# Supplied information
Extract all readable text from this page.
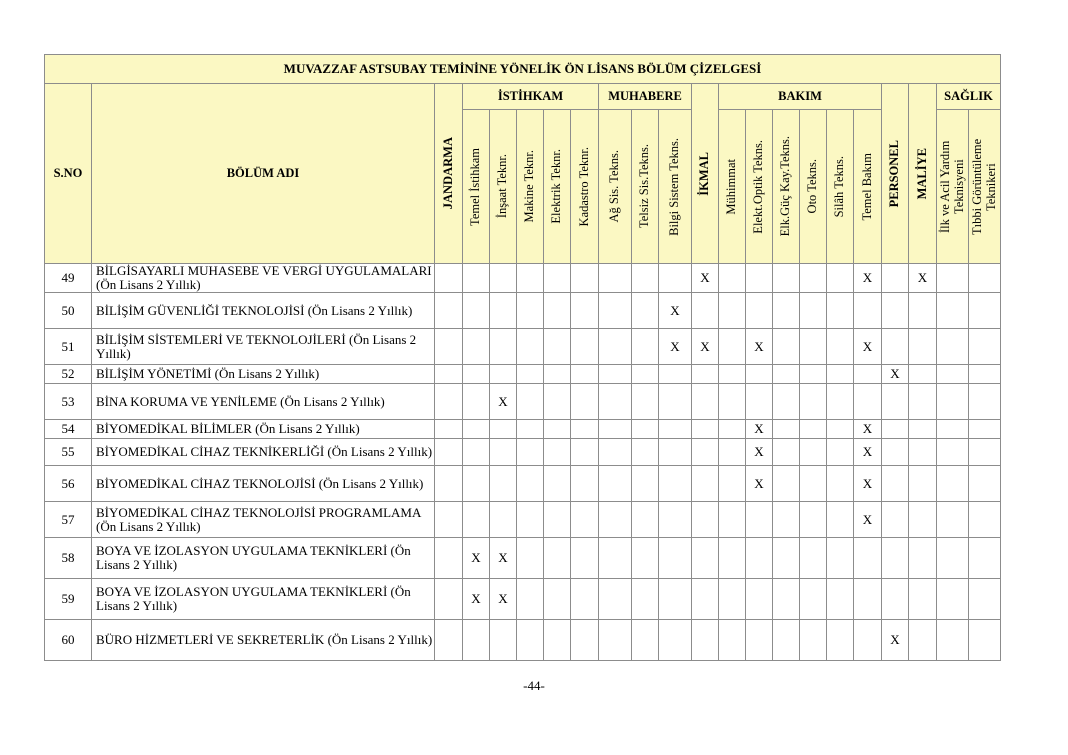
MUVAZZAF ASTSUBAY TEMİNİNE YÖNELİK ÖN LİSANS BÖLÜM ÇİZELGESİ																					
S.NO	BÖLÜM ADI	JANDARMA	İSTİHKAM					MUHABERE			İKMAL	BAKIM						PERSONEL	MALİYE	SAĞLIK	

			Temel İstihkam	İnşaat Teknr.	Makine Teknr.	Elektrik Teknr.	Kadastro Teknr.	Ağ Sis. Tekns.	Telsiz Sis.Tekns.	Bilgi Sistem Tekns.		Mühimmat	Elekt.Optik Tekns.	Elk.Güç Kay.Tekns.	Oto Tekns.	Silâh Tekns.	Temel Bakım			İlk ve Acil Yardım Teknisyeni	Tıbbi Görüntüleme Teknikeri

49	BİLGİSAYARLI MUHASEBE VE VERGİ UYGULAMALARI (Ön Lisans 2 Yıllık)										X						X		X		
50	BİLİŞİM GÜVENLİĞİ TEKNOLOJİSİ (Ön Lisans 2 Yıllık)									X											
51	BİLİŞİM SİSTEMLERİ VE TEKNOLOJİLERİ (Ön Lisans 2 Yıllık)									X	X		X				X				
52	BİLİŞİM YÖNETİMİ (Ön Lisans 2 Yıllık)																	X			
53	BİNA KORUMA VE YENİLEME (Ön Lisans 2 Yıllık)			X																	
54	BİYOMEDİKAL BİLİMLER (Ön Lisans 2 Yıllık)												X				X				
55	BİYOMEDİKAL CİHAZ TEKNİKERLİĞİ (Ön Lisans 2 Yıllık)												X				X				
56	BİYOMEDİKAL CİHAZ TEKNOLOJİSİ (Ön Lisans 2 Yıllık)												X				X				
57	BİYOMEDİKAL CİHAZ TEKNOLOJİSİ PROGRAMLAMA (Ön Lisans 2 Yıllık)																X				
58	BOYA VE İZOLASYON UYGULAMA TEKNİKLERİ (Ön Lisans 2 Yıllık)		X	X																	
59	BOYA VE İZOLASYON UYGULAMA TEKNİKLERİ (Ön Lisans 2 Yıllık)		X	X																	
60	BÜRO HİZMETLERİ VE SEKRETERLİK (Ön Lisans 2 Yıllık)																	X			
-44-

* * *

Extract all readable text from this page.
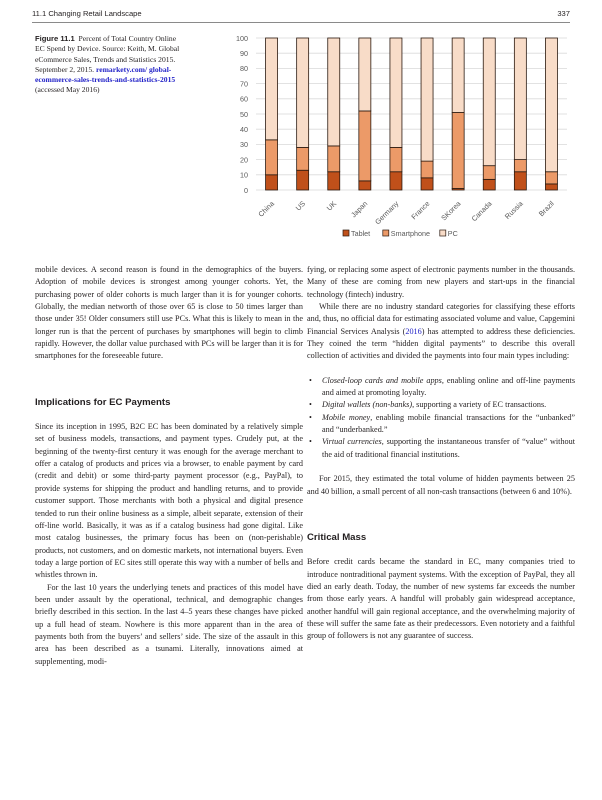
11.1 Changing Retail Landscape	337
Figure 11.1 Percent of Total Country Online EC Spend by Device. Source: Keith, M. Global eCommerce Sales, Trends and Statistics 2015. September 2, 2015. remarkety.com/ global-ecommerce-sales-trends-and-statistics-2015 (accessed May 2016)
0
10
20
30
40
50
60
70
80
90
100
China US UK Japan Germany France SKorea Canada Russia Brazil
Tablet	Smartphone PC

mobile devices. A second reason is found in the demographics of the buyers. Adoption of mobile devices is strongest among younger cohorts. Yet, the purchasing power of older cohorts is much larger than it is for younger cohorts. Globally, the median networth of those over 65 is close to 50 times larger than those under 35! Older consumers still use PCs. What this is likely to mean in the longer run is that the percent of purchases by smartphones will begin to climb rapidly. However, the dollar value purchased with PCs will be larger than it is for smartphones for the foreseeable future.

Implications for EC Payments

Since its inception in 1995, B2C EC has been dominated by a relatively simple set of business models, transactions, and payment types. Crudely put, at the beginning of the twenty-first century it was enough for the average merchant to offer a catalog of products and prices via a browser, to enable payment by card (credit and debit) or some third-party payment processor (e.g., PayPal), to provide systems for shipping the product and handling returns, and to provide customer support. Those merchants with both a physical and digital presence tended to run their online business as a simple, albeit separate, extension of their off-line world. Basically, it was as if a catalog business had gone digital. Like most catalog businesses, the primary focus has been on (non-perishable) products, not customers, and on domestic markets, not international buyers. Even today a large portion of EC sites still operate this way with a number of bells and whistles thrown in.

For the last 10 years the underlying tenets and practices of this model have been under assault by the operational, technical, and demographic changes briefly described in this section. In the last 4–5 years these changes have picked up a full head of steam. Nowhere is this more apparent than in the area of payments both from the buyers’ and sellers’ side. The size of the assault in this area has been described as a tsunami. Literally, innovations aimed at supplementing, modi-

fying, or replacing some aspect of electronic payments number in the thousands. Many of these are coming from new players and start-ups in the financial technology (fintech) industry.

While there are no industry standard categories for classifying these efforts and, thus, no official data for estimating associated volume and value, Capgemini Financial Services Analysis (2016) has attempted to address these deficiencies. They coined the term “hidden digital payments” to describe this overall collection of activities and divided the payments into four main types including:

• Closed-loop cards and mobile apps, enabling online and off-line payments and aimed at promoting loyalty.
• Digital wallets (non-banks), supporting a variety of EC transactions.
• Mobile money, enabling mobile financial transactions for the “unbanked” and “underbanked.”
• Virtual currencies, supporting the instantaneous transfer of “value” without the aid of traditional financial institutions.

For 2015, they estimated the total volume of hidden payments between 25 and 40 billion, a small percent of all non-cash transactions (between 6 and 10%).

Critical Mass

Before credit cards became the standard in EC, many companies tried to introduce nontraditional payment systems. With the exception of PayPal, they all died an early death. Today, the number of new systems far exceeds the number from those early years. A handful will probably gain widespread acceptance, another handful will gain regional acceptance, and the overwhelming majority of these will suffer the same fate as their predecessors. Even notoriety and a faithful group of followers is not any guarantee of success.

# Exercise directions
Which lines in the records above contain the string "BÖLÜM"? Copy each one.

# Task solution
MUVAZZAF ASTSUBAY TEMİNİNE YÖNELİK ÖN LİSANS BÖLÜM ÇİZELGESİ																					
S.NO	BÖLÜM ADI	JANDARMA	İSTİHKAM					MUHABERE			İKMAL	BAKIM						PERSONEL	MALİYE	SAĞLIK	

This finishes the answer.